— Saved data entries —
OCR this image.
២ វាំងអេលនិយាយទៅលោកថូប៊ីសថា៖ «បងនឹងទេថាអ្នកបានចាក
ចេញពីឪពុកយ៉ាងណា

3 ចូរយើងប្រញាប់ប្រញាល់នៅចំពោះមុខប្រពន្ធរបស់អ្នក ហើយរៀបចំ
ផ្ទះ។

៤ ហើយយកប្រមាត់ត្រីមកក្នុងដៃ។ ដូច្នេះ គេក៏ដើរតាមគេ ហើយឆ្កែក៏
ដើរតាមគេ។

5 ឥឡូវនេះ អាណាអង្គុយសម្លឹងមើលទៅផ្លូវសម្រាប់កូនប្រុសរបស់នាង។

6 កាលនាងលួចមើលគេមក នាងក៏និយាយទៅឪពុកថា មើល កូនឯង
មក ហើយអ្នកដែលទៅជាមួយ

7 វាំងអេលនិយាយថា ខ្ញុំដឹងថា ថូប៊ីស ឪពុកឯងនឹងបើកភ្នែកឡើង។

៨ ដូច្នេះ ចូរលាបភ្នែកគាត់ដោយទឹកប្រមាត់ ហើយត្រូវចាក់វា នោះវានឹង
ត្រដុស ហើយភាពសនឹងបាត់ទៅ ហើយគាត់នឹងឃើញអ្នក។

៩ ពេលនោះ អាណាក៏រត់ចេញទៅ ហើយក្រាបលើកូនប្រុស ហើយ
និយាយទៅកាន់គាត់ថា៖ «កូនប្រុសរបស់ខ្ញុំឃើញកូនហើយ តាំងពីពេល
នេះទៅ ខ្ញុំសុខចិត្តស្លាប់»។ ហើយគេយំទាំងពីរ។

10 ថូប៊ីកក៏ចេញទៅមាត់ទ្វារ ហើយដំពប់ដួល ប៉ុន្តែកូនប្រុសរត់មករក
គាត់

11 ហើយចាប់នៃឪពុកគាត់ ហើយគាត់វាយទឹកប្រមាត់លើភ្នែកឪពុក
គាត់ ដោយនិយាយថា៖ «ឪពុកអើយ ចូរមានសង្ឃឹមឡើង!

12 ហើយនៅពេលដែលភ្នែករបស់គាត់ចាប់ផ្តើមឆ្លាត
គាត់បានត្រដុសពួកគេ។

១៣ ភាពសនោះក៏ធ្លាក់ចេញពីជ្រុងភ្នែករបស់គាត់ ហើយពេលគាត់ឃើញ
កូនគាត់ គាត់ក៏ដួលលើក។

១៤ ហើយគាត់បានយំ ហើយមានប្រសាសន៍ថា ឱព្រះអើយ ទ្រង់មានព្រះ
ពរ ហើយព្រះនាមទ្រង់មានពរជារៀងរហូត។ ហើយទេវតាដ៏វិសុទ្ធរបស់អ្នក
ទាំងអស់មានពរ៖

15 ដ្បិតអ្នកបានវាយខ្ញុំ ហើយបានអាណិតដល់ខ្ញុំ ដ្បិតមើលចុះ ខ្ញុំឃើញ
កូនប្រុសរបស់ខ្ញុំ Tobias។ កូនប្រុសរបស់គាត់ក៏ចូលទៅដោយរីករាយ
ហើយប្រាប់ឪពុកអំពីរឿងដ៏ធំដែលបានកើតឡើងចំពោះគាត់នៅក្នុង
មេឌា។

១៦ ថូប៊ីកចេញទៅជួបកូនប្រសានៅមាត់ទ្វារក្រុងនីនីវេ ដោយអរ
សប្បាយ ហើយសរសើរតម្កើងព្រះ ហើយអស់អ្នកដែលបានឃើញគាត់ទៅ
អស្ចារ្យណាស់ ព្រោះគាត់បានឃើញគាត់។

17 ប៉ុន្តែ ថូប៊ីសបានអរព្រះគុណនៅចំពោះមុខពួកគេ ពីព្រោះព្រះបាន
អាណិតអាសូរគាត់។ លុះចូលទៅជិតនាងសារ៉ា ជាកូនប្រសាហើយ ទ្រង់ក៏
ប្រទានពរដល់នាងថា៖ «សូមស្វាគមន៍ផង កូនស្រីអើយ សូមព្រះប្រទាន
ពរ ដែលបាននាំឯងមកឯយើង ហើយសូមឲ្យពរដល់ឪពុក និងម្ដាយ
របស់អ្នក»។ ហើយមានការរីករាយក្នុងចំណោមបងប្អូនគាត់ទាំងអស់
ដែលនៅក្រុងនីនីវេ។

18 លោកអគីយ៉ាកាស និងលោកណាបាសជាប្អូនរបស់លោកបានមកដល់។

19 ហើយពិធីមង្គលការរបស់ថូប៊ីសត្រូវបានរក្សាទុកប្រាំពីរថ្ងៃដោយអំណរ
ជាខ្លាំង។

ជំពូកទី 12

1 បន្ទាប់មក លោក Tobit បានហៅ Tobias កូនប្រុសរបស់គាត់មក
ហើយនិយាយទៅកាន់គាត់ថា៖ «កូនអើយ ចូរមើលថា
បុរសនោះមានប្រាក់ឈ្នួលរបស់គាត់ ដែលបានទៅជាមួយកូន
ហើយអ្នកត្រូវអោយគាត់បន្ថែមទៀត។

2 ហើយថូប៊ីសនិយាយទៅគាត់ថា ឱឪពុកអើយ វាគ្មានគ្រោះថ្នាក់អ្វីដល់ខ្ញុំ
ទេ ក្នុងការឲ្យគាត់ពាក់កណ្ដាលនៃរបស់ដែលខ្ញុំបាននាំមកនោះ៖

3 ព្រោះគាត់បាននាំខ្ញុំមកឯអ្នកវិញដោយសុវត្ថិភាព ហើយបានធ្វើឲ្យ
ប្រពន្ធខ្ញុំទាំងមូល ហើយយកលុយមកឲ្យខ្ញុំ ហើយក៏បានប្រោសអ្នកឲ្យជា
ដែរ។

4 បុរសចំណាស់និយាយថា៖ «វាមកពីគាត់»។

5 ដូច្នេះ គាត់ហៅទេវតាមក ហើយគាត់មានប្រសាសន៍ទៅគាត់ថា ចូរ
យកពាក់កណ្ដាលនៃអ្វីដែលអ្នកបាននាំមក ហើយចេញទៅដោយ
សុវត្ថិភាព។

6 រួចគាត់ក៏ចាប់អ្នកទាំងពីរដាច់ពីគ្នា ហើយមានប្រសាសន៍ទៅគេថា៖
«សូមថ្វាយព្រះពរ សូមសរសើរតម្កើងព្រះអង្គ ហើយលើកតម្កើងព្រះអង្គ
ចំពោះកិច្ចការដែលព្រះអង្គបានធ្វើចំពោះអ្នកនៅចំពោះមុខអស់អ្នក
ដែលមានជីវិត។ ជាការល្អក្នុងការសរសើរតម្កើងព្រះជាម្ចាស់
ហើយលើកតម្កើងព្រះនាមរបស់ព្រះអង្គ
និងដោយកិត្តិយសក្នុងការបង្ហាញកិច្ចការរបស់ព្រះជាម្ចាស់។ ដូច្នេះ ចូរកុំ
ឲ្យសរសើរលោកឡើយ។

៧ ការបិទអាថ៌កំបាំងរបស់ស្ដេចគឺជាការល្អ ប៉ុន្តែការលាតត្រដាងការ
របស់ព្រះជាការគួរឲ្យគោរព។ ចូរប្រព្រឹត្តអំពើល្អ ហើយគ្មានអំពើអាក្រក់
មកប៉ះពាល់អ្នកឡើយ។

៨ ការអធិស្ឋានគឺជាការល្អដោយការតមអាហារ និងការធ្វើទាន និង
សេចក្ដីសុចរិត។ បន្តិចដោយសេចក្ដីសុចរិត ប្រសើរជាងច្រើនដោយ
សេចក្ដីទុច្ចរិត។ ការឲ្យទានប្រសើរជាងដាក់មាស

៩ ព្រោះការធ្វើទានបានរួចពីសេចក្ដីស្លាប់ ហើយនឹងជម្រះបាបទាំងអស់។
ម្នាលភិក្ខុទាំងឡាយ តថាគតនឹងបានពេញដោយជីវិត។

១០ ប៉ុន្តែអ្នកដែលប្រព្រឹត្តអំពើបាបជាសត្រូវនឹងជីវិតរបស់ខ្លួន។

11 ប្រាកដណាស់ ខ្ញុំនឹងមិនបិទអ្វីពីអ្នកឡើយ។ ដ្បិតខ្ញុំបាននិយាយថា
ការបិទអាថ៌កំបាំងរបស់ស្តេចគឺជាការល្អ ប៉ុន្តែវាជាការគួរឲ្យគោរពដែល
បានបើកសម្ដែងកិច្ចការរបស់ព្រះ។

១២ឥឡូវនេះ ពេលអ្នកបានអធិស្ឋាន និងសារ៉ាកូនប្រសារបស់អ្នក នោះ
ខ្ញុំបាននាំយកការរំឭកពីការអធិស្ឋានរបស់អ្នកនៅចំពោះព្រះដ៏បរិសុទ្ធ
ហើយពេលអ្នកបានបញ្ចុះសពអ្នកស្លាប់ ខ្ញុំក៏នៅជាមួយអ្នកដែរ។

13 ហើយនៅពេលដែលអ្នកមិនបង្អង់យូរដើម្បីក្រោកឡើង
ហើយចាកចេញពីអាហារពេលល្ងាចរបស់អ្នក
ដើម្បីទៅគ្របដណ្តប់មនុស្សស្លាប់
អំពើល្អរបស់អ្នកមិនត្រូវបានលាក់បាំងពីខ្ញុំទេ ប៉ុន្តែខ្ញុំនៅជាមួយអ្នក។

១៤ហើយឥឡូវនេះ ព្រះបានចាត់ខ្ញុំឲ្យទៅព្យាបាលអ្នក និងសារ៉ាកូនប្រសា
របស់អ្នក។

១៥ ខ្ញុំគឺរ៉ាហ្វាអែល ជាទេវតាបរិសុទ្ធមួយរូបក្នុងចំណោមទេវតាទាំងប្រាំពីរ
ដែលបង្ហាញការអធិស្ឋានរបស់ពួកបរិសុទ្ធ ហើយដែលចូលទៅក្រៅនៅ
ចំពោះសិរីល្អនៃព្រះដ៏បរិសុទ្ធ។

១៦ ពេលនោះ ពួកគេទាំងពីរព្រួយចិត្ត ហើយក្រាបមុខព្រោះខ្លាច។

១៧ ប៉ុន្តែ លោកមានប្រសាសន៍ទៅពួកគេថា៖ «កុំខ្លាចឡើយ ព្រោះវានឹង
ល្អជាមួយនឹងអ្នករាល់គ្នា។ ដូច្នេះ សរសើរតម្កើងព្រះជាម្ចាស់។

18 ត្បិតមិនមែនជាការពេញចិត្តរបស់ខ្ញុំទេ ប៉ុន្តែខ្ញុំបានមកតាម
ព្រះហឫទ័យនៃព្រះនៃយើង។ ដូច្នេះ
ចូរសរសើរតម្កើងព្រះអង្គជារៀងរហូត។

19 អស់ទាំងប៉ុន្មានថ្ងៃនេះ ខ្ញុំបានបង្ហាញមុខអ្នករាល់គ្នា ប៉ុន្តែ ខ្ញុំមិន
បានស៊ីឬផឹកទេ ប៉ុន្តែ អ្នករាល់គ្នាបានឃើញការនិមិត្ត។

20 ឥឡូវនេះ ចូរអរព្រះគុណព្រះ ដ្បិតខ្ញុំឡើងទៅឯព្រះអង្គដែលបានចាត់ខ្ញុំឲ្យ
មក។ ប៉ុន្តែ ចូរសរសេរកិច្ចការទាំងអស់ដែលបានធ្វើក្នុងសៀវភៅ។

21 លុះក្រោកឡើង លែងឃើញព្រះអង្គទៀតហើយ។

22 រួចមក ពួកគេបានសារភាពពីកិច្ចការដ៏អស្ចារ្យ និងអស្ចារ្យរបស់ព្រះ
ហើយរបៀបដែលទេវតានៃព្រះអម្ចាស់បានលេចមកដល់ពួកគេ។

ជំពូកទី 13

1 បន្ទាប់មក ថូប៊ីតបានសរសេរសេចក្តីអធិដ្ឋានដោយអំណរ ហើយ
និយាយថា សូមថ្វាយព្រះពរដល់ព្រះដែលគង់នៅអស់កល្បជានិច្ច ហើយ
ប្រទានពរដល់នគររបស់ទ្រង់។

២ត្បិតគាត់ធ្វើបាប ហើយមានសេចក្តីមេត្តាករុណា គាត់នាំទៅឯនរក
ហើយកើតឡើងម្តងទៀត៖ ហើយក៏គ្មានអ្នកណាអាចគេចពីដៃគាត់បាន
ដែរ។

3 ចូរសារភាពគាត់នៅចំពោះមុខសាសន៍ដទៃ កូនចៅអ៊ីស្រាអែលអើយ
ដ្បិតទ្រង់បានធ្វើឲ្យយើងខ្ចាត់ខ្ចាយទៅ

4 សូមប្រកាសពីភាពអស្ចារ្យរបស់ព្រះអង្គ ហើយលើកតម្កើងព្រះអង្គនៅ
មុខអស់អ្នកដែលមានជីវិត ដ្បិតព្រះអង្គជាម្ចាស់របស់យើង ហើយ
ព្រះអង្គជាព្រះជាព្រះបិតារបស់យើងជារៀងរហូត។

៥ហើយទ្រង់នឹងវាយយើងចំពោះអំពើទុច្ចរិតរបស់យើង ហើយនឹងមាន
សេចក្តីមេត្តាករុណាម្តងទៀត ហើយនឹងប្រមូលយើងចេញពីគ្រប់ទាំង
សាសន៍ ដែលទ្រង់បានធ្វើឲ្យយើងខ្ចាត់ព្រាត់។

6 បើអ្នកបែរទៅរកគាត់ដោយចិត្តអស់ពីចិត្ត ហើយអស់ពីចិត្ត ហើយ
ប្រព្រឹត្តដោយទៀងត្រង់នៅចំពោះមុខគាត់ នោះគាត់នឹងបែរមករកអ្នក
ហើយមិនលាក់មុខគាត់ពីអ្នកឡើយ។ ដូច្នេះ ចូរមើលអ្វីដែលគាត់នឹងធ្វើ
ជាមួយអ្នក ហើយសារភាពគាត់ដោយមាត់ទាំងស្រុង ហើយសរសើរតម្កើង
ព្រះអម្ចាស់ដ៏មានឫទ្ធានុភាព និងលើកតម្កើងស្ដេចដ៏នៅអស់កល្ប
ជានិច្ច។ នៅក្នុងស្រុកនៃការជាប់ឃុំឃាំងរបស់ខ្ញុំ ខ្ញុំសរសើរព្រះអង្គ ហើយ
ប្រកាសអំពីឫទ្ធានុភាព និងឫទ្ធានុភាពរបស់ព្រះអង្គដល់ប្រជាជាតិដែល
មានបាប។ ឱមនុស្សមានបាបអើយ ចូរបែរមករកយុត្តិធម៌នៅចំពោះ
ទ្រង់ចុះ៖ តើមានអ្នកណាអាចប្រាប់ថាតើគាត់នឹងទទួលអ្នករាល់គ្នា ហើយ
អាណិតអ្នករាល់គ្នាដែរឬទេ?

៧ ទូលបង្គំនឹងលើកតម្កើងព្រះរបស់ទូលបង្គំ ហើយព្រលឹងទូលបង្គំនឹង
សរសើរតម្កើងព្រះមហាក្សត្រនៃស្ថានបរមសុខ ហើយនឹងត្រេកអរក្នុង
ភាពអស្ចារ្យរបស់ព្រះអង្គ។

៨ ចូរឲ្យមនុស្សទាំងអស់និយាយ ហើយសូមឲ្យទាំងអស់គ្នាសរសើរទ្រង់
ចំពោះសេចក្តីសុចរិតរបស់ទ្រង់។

— Exercise goal —
Go over the records above and tally the lines with the word "ងរបស" in them. Give the number alone.

— Exercise answer —
3